* **The problem**
Which lines in the records below contain the word "אינם"? Copy each one out.

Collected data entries
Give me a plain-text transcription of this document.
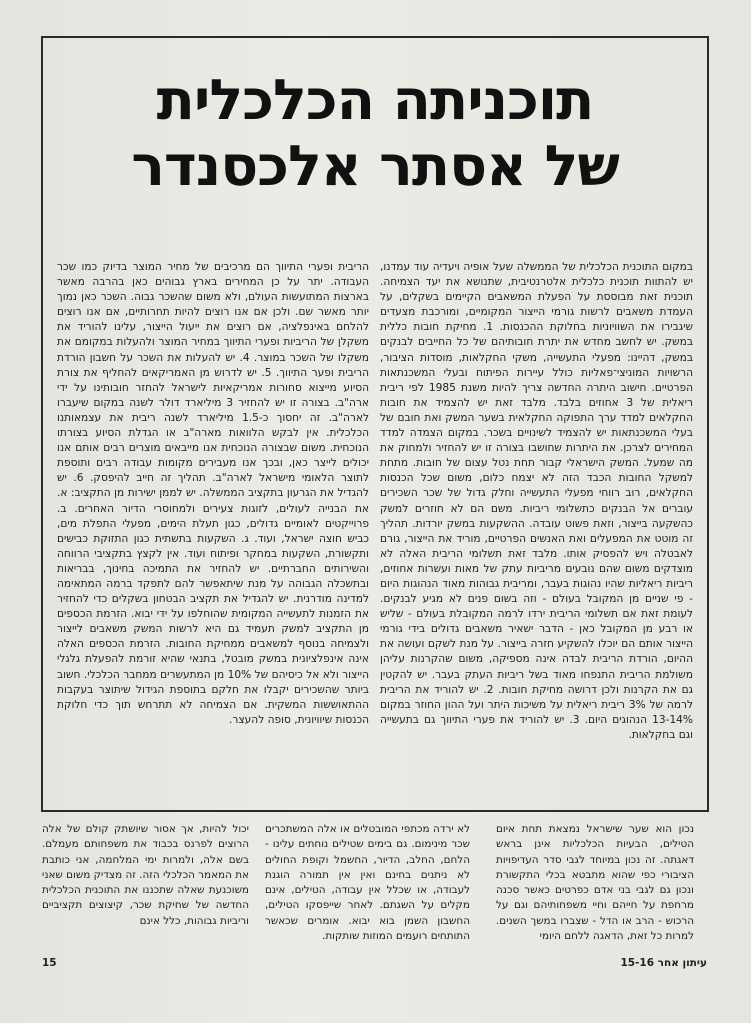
תוכניתה הכלכלית
של אסתר אלכסנדר

במקום התוכנית הכלכלית של הממשלה שעל אופיה ויעדיה עוד עמדנו, יש להתוות תוכנית כלכלית אלטרנטיבית, שתנושא את יעד הצמיחה. תוכנית זאת מבוססת על הפעלת המשאבים הקיימים בשקלים, על העמדת משאבים לרשות גורמי הייצור המקומיים, ומורכבת מצעדים שיגבירו את השוויוניות בחלוקת ההכנסות. 1. מחיקת חובות כללית במשק. יש לחשב מחדש את יתרת חובותיהם של כל החייבים לבנקים במשק, דהיינו: מפעלי התעשייה, משקי החקלאות, מוסדות הציבור, הרשויות המוניצי־פאליות כולל עיירות הפיתוח ובעלי המשכנתאות הפרטיים. חישוב היתרה החדשה צריך להיות משנת 1985 לפי ריבית ריאלית של 3 אחוזים בלבד. מלבד זאת יש להצמיד את חובות החקלאים למדד ערך התפוקה החקלאית בשער המשק ואת חובם של בעלי המשכנתאות יש להצמיד לשינויים בשכר. במקום הצמדה למדד המחירים לצרכן. את היתרות שחושבו בצורה זו יש להחזיר ולמחוק את מה שמעל. המשק הישראלי קבור תחת נטל עצום של חובות. מתחת למשקל החובות הכבד הזה לא יצמח כלום, משום שכל הכנסות החקלאים, רוב רווחי מפעלי התעשייה וחלק גדול של שכר השכירים עוברים אל הבנקים כתשלומי ריביות. משם הם לא חוזרים למשק כהשקעה בייצור, וזאת פשוט עובדה. ההשקעות במשק יורדות. תהליך זה מוטט את המפעלים ואת האנשים הפרטיים, מוריד את הייצור, גורם לאבטלה ויש להפסיק אותו. מלבד זאת תשלומי הריבית האלה לא מוצדקים משום שהם נובעים מריביות עתק של מאות ועשרות אחוזים, ריביות ריאליות שהיו נהוגות בעבר, ומריבית גבוהות מאוד הנהוגות היום - פי שניים מן המקובל בעולם - וזה בשום פנים לא מגיע לבנקים. לעומת זאת אם תשלומי הריבית ירדו לרמה המקובלת בעולם - שליש או רבע מן המקובל כאן - הדבר ישאיר משאבים גדולים בידי גורמי הייצור אותם הם יוכלו להשקיע חזרה בייצור. על מנת לשקם ועושה את ההיום, הורדת הריבית לבדה אינה מספיקה, משום שהקרנות עליהן משולמת הריבית התנפחו מאוד בשל ריביות העתק בעבר. יש להקטין גם את הקרנות ולכן דרושה מחיקת חובות. 2. יש להוריד את הריבית לרמה של 3% ריבית ריאלית על משיכות היתר ועל ההון החוזר במקום 13-14% הנהוגים היום. 3. יש להוריד את פערי התיווך גם בתעשייה וגם בחקלאות.

הריבית ופערי התיווך הם מרכיבים של מחיר המוצר בדיוק כמו שכר העבודה. יתר על כן המחירים בארץ גבוהים כאן בהרבה מאשר בארצות המתועשות העולם, ולא משום שהשכר גבוה. השכר כאן נמוך יותר מאשר שם. ולכן אם אנו רוצים להיות תחרותיים, אם אנו רוצים להלחם באינפלציה, אם רוצים את ייעול הייצור, עלינו להוריד את משקלן של הריביות ופערי התיווך במחיר המוצר ולהעלות במקומם את משקלו של השכר במוצר. 4. יש להעלות את השכר על חשבון הורדת הריבית ופער התיווך. 5. יש לדרוש מן האמריקאים להחליף את צורת הסיוע מייצוא סחורות אמריקאיות לישראל להחזר חובותינו על ידי ארה"ב. בצורה זו יש להחזיר 3 מיליארד דולר לשנה במקום שיעברו לארה"ב. זה יחסוך כ-1.5 מיליארד לשנה ריבית את עצמאותנו הכלכלית. אין לבקש הלוואות מארה"ב או הגדלת הסיוע בצורתו הנוכחית. משום שבצורה הנוכחית אנו מייבאים מוצרים רבים אותם אנו יכולים לייצר כאן, ובכך אנו מעבירים מקומות עבודה רבים ותוספת לתוצר הלאומי מישראל לארה"ב. תהליך זה חייב להיפסק. 6. יש להגדיל את הגרעון בתקציב הממשלה. יש לממן ישירות מן התקציב: א. את הבנייה לעולים, לזוגות צעירים ולמחוסרי הדיור האחרים. ב. פרוייקטים לאומיים גדולים, כגון תעלת הימים, מפעלי התפלת מים, כביש חוצה ישראל, ועוד. ג. השקעות בתשתית כגון התזוקת כבישים ותקשורת, השקעות במחקר ופיתוח ועוד. אין לקצץ בתקציבי הרווחה והשירותים החברתיים. יש להחזיר את התמיכה בחינוך, בבריאות ובתשכלה הגבוהה על מנת שיתאפשר להם לתפקד ברמה המתאימה למדינה מודרנית. יש להגדיל את תקציב הבטחון בשקלים כדי להחזיר את הזמנות לתעשייה המקומית שהוחלפו על ידי יבוא. הזרמת הכספים מן התקציב למשק תעמיד גם היא לרשות המשק משאבים לייצור ולצמיחה בנוסף למשאבים ממחיקת החובות. הזרמת הכספים האלה אינה אינפלציונית במשק מובטל, בתנאי שהיא זורמת להפעלת גלגלי הייצור ולא אל כיסיהם של 10% מן המתעשרים ממחבר הכלכלי. חשוב ביותר שהשכירים יקבלו את חלקם בתוספת הגידול שיתוצר בעקבות ההתאוששות המשקית. אם הצמיחה לא תתרחש תוך כדי חלוקת הכנסות שיוויונית, סופה להעצר.

נכון הוא שער שישראל נמצאת תחת איום הטילים, הבעיות הכלכליות אינן בראש דאגתה. זה נכון במיוחד לגבי סדר העדיפויות הציבורי כפי שהוא מתבטא בכלי התקשורת ונכון גם לגבי בני אדם כפרטים כאשר סכנה מרחפת על חייהם וחיי משפחותיהם וגם על הרכוש - הרב או הדל - שצברו במשך השנים. למרות כל זאת, הדאגה ללחם היומי

לא ירדה מכתפי המובטלים או אלה המשתכרים שכר מינימום. גם בימים שטילים נוחתים עלינו - הלחם, החלב, הדיור, החשמל וקופת החולים לא ניתנים בחינם ואין אין תמורה הוגנת לעבודה, או שכלל אין עבודה, הטילים, אינם מקלים על השגתם. לאחר שייפסקו הטילים, החשבון השמן בוא יבוא. אומרים שכאשר התותחים רועמים המוזות שותקות.

יכול להיות, אך אסור שיושתק קולם של אלה הרוצים לפרנס בכבוד את משפחותם מעמלם. בשם אלה, ולמרות ימי המלחמה, אני כותבת את המאמר הכלכלי הזה. זה מצדיק משום שאני משוכנעת שאלה שתכננו את התוכנית הכלכלית החדשה של שחיקת שכר, קיצוצים תקציביים וריביות גבוהות, כלל אינם

15	עיתון אחר 15-16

* **Solution to this problem**
לא ירדה מכתפי המובטלים או אלה המשתכרים שכר מינימום. גם בימים שטילים נוחתים עלינו - הלחם, החלב, הדיור, החשמל וקופת החולים לא ניתנים בחינם ואין אין תמורה הוגנת לעבודה, או שכלל אין עבודה, הטילים, אינם מקלים על השגתם. לאחר שייפסקו הטילים, החשבון השמן בוא יבוא. אומרים שכאשר התותחים רועמים המוזות שותקות.
יכול להיות, אך אסור שיושתק קולם של אלה הרוצים לפרנס בכבוד את משפחותם מעמלם. בשם אלה, ולמרות ימי המלחמה, אני כותבת את המאמר הכלכלי הזה. זה מצדיק משום שאני משוכנעת שאלה שתכננו את התוכנית הכלכלית החדשה של שחיקת שכר, קיצוצים תקציביים וריביות גבוהות, כלל אינם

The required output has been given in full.